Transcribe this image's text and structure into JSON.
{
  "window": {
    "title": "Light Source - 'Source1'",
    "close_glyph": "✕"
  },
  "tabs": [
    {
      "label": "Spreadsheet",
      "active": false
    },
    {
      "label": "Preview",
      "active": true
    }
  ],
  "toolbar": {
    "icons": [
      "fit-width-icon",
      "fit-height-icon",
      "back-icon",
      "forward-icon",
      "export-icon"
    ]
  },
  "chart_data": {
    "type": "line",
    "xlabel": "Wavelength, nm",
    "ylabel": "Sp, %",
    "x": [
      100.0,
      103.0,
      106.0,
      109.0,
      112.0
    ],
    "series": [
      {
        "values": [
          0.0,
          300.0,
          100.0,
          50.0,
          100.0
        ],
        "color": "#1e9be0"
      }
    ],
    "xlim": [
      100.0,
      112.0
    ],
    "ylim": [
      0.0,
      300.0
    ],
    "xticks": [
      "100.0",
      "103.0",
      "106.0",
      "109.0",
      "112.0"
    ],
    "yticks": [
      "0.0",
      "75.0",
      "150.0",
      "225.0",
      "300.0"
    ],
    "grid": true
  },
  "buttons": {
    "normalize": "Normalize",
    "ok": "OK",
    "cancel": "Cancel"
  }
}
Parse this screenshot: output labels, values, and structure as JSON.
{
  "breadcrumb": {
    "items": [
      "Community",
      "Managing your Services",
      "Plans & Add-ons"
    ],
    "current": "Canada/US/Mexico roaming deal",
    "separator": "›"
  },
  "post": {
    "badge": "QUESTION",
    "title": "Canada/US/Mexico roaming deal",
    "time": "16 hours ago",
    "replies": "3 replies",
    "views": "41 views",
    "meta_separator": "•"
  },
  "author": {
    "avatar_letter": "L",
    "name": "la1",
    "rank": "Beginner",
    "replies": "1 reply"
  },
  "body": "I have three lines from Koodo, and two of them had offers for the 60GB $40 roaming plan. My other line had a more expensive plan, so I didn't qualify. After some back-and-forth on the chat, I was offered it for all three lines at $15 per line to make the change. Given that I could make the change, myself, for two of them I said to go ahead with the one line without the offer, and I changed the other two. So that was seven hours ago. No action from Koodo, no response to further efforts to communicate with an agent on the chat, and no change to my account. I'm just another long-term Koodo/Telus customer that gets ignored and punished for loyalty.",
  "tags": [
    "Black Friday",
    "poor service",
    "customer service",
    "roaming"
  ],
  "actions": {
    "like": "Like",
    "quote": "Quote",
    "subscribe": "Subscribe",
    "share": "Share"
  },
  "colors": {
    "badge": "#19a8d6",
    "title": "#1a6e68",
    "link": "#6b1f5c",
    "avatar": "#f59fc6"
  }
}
______
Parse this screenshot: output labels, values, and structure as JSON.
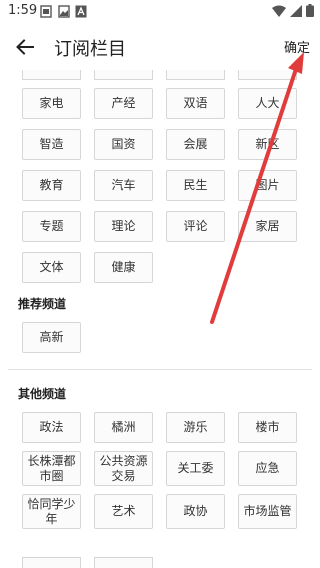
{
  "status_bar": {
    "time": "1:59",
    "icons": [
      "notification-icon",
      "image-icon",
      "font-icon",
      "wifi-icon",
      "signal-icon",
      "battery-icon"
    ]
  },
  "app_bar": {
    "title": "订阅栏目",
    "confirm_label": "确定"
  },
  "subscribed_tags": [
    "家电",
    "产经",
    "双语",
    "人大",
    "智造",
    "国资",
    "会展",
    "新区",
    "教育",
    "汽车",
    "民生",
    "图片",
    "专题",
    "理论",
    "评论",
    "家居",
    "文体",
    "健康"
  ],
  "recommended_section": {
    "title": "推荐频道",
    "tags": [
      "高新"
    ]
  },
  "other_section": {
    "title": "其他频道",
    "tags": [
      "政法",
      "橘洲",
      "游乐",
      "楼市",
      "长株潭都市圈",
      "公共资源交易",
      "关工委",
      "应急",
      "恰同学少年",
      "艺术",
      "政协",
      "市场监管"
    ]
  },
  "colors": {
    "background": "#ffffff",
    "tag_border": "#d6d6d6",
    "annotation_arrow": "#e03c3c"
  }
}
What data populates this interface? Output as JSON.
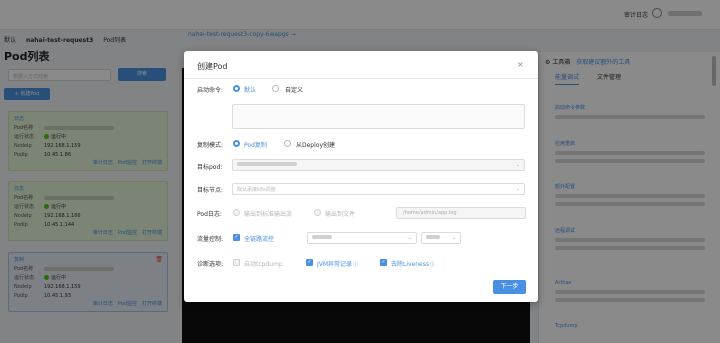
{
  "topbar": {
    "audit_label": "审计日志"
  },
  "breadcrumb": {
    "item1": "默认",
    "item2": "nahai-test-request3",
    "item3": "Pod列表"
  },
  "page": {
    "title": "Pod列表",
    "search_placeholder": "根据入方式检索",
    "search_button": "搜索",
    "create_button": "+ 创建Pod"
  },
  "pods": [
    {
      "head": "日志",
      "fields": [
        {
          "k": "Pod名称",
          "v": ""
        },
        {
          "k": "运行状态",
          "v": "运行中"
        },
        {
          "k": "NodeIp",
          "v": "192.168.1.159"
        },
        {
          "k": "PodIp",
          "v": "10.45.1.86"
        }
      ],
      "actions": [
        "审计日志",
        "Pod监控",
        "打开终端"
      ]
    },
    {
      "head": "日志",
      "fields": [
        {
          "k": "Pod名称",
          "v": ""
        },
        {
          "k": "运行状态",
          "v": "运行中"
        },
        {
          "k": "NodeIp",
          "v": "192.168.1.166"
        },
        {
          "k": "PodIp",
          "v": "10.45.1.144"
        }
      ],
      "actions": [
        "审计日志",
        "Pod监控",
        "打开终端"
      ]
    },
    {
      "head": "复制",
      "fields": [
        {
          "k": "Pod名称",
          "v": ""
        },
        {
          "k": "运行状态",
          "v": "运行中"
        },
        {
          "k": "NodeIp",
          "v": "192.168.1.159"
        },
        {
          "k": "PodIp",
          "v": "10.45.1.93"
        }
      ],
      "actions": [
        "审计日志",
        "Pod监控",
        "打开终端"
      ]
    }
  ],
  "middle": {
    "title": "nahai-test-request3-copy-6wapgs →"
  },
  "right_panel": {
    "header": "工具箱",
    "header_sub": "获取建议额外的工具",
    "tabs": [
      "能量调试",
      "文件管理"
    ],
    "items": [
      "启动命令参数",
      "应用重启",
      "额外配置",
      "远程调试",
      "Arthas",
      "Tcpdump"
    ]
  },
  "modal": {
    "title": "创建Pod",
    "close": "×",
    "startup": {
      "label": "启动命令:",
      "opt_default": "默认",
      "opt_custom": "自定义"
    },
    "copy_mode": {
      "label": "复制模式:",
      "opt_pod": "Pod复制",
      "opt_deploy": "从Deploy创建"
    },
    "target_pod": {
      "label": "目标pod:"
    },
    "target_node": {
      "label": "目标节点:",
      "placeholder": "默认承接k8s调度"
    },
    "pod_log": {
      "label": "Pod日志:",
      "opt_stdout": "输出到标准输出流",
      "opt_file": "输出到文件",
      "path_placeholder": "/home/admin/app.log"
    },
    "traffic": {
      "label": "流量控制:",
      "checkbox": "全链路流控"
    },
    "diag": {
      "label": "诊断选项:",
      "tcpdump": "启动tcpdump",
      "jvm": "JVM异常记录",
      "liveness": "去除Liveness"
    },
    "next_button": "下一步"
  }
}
______
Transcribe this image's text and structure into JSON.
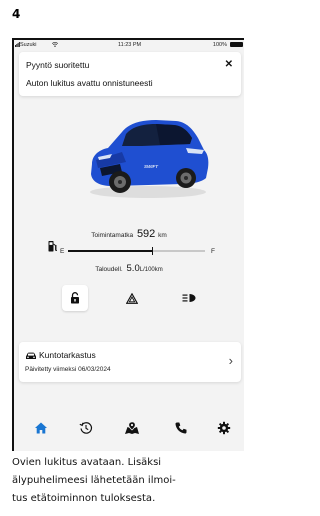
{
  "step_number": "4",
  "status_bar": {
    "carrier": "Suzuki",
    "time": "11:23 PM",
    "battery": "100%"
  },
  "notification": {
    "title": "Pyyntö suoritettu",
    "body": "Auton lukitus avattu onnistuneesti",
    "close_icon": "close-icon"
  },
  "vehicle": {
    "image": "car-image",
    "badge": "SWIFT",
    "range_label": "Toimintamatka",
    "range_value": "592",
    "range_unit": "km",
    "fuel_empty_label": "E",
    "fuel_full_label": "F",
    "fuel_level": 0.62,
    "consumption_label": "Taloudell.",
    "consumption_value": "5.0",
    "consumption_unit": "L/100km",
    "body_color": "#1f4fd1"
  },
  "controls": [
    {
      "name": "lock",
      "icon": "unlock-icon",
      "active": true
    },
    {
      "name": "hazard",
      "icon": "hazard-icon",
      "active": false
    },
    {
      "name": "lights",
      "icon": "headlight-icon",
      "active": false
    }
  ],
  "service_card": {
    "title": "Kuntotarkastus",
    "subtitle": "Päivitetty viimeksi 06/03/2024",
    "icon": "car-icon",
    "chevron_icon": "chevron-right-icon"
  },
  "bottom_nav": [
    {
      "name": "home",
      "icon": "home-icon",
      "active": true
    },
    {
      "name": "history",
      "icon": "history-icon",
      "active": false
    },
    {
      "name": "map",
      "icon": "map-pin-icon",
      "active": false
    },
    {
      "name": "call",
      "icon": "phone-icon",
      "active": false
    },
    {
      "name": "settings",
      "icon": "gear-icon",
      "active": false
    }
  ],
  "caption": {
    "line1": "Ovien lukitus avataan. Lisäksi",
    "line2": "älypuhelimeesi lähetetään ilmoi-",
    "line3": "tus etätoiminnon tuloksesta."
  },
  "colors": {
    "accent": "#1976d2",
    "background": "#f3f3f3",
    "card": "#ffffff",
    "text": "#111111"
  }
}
______
*Direction*. From the listing above, report the number of lines containing the string "Mexico", without any accompanying remarks.

*Final answer*. 2